**Written instruction**
Write out each line in which the string "Montant" is present.

**Figure contents as structured data**
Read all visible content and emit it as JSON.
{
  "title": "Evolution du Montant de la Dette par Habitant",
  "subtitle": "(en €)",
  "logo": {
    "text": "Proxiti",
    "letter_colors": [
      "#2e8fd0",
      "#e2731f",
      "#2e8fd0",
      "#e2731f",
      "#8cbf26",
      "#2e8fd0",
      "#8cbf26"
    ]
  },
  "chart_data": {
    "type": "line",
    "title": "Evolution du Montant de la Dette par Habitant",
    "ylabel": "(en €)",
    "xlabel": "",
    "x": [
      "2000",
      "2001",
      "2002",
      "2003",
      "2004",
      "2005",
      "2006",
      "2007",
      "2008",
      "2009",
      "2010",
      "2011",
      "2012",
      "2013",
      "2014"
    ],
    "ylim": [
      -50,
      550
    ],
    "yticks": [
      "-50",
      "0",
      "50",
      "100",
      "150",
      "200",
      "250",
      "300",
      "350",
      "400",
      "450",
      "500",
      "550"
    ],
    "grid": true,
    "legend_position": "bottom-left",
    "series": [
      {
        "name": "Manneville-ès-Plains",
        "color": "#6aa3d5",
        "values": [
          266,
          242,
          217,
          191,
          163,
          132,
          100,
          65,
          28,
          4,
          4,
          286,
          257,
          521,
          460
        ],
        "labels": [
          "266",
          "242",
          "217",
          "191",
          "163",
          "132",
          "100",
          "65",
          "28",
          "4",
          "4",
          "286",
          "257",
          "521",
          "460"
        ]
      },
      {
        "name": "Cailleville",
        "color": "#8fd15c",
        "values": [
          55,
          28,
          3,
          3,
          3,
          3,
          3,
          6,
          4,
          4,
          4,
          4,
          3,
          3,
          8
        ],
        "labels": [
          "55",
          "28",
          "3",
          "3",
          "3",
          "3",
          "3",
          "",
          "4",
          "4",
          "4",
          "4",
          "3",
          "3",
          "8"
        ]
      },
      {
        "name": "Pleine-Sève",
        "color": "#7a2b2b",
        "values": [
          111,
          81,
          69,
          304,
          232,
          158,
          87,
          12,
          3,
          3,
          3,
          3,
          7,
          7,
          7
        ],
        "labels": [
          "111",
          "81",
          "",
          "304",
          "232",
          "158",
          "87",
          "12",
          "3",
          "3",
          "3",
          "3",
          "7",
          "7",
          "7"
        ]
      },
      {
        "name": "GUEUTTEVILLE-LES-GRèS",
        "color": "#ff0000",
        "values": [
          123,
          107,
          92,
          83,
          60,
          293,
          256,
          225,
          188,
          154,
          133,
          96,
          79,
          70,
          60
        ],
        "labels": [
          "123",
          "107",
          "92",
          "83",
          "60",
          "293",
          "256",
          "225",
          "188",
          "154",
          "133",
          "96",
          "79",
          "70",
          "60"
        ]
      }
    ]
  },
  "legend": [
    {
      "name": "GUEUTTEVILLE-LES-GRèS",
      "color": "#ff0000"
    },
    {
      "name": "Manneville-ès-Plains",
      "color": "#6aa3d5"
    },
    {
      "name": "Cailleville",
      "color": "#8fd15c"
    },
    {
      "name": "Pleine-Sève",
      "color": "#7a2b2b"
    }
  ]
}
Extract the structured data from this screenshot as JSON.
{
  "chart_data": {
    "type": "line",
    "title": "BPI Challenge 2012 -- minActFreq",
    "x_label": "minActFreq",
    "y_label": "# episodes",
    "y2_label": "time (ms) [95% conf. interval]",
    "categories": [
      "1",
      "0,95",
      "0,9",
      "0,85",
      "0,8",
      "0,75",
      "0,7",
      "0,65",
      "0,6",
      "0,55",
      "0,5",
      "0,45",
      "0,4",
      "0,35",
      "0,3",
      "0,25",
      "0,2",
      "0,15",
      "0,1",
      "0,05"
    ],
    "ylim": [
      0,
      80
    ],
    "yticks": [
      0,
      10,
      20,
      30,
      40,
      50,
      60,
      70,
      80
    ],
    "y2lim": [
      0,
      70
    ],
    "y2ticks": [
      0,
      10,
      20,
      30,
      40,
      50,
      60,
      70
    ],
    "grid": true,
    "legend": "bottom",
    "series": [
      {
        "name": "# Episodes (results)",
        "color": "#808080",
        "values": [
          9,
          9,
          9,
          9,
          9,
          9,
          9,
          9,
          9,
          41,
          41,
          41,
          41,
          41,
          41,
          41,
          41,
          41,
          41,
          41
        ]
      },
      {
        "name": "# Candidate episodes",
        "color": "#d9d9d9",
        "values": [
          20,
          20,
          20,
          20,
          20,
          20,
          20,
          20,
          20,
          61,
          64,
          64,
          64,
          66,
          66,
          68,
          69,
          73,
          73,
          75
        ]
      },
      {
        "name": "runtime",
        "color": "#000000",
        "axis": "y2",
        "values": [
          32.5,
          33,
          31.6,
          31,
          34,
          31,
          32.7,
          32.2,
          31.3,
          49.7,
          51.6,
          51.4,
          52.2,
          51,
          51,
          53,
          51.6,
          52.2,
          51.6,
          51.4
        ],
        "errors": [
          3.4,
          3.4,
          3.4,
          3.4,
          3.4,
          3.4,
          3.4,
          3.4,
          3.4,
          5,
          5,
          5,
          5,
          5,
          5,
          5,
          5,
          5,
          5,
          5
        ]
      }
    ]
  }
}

**Solved problem**
  "title": "Evolution du Montant de la Dette par Habitant",
    "title": "Evolution du Montant de la Dette par Habitant",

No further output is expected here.